▶ _AIM_
List all lines of the data containing the word "была".
☆ ☆ ☆ ☆ ☆
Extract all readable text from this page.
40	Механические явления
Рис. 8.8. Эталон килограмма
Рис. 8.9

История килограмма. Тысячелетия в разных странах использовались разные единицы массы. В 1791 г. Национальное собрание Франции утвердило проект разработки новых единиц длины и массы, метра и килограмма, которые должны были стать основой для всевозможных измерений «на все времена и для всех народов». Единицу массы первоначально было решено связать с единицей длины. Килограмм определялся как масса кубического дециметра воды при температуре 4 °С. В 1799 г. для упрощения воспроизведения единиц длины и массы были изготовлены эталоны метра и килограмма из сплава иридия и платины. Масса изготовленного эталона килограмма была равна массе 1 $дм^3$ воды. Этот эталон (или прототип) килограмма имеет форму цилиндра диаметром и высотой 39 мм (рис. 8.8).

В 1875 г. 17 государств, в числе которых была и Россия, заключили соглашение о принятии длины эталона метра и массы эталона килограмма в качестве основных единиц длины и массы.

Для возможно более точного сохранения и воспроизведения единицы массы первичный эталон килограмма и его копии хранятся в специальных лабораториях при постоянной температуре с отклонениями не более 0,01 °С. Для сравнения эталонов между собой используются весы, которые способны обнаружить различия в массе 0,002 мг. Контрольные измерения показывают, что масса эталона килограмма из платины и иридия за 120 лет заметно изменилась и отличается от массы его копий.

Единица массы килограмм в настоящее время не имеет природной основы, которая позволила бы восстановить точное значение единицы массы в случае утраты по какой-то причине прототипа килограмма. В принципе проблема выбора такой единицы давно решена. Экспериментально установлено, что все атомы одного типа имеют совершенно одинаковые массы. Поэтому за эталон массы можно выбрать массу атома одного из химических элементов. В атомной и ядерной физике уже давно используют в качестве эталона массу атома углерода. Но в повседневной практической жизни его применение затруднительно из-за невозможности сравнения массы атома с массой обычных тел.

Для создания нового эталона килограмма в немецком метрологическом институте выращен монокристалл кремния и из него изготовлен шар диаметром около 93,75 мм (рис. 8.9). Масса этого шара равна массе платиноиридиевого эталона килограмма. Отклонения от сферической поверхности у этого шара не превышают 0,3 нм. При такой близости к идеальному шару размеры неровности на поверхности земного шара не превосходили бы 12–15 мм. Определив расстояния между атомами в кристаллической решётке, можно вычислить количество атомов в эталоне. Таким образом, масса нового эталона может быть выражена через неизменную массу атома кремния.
☆ ☆ ☆ ☆ ☆
▶ _ANSWER FOR THE TASK_
История килограмма. Тысячелетия в разных странах использовались разные единицы массы. В 1791 г. Национальное собрание Франции утвердило проект разработки новых единиц длины и массы, метра и килограмма, которые должны были стать основой для всевозможных измерений «на все времена и для всех народов». Единицу массы первоначально было решено связать с единицей длины. Килограмм определялся как масса кубического дециметра воды при температуре 4 °С. В 1799 г. для упрощения воспроизведения единиц длины и массы были изготовлены эталоны метра и килограмма из сплава иридия и платины. Масса изготовленного эталона килограмма была равна массе 1 $дм^3$ воды. Этот эталон (или прототип) килограмма имеет форму цилиндра диаметром и высотой 39 мм (рис. 8.8).
В 1875 г. 17 государств, в числе которых была и Россия, заключили соглашение о принятии длины эталона метра и массы эталона килограмма в качестве основных единиц длины и массы.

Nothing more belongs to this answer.